> Task description
Look through the material and copy each line holding "jaridenv".

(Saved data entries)
----------

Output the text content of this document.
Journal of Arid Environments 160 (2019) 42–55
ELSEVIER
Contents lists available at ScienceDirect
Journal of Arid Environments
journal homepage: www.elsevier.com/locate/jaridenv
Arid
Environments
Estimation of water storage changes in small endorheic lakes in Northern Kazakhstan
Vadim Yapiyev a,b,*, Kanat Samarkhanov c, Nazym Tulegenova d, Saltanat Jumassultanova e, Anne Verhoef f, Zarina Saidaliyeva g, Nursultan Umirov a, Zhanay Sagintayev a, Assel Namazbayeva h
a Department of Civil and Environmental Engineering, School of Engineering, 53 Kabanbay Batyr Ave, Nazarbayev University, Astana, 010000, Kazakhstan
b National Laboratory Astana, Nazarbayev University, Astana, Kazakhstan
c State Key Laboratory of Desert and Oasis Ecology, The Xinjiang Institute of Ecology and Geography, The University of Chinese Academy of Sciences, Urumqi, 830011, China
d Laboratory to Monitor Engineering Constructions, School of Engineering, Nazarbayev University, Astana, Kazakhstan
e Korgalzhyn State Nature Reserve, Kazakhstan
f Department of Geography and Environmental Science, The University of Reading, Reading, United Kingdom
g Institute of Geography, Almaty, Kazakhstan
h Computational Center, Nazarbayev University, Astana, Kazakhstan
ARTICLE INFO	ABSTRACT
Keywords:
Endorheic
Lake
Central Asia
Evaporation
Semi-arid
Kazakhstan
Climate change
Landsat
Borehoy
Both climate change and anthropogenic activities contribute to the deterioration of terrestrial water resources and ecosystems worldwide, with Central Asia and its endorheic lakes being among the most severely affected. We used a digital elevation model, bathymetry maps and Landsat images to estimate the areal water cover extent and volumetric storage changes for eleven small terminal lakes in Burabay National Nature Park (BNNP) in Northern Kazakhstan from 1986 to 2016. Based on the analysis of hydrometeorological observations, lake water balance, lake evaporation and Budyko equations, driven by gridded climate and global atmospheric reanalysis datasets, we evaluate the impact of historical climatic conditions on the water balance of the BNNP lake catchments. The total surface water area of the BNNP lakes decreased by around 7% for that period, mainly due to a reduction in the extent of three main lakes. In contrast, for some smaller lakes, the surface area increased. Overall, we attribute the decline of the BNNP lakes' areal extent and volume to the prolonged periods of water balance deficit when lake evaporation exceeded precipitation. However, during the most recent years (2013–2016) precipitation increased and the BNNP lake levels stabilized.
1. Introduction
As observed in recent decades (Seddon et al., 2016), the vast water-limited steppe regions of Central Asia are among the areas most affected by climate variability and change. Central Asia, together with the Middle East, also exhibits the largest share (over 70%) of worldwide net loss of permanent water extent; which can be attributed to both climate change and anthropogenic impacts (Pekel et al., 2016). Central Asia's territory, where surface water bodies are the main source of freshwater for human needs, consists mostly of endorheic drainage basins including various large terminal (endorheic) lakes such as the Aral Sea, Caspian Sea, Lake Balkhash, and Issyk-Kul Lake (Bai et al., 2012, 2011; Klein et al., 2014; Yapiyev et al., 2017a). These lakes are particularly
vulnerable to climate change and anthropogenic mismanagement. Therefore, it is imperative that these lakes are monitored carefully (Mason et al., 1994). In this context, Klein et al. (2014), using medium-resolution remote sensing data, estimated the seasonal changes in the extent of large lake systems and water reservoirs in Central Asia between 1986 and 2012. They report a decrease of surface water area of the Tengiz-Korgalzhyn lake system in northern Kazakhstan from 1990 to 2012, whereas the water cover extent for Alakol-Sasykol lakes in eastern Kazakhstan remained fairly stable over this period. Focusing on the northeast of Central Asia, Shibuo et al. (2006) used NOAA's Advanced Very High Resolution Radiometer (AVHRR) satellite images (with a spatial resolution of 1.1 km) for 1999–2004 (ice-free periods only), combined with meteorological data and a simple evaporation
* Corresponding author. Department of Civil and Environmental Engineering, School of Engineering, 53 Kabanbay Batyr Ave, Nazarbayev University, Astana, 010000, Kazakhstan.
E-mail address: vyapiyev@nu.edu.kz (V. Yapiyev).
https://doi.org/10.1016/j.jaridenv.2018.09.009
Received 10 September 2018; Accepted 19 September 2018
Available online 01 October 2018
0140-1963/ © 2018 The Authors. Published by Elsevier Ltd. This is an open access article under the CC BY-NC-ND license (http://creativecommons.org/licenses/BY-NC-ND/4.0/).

----------

> Answer to this exercise
journal homepage: www.elsevier.com/locate/jaridenv
https://doi.org/10.1016/j.jaridenv.2018.09.009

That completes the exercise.